INSTRUCTIONS FOR THE TASK >> Carry on the passage about the ramen meal at Ivan Ramen, starting right after its last sentence.

TEXT SECTION >>
Ivan Ramen came through on the Japanese noodle front, though accidentally, while weaving from the East Village to Chinatown, not all that hungry after green tea bun at Panya and afternoon beers and a shot at 7B.  The spicy broth slicked with chile oil was softened by finely minced pork and a yolky egg fluffed into an almost-scramble. The tangle of noodles light and springy. I wouldn’t consider $22 a bargain lunch special but with a can of Japanese beer and a chosen side (cucumber pickles in my case) it’s as good a way as any to spend a leisurely afternoon.

LISTING >>
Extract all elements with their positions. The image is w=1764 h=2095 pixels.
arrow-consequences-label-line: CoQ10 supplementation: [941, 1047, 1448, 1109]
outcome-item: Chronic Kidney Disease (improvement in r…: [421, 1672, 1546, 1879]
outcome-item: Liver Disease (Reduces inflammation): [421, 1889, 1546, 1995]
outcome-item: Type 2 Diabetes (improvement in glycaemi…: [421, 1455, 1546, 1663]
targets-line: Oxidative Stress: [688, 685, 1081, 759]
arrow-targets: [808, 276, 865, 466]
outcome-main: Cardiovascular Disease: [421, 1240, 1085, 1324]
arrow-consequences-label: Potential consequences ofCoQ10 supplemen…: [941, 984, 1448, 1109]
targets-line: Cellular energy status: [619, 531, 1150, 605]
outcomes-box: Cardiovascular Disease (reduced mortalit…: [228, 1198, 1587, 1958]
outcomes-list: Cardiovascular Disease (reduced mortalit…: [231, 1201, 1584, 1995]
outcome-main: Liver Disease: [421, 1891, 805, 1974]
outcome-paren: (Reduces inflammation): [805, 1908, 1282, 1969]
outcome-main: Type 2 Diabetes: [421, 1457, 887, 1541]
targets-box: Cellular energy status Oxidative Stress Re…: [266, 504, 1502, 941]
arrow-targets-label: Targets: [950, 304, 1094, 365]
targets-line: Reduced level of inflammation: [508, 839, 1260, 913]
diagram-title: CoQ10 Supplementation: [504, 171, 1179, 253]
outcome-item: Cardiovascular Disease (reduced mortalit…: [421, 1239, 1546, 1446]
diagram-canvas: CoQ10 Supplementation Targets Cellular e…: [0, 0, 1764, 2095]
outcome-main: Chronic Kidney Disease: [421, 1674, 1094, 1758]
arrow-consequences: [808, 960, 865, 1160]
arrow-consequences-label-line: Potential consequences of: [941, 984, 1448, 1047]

OUTPUT FOR THIS TASK >>
le coq rico trio

Le Coq Rico is where you’d expect a prix-fixe lunch to be $38 (though I had a $27 deal because I’m a grandma, see above). The Parisian import is all about aged birds of many breeds, some more than $100 a pop. This particular week, and maybe always, the featured non-whole chicken was a 110-day aged Brune Landaise, roasted with riesling and other aromatics, ideal for the dark meat types (I’ll never understand white meat-lovers), plated simply with jus and a side salad, but not necessarily revelatory. It’s chicken. I’d need to taste more varieties in quick succession to better suss out this particular breed’s attributes. First course was chicken livers with another salad. There is a lot of liver lurking under those leaves, plus some unexpected smears of hummus for added creaminess and richness. That île flottante, though (baked Alaska is next on my list of classics). The meringue mound surrounded a crème anglaise moat and slivered toasted almonds was the breakout star. It was practically a sext when I sent a pic of myself cradling the dish–and now, I’ve firmly entered middle-aged Better than Sex Cake (Better than Robert Redford Cake, if you’re even more aged) territory. Wow.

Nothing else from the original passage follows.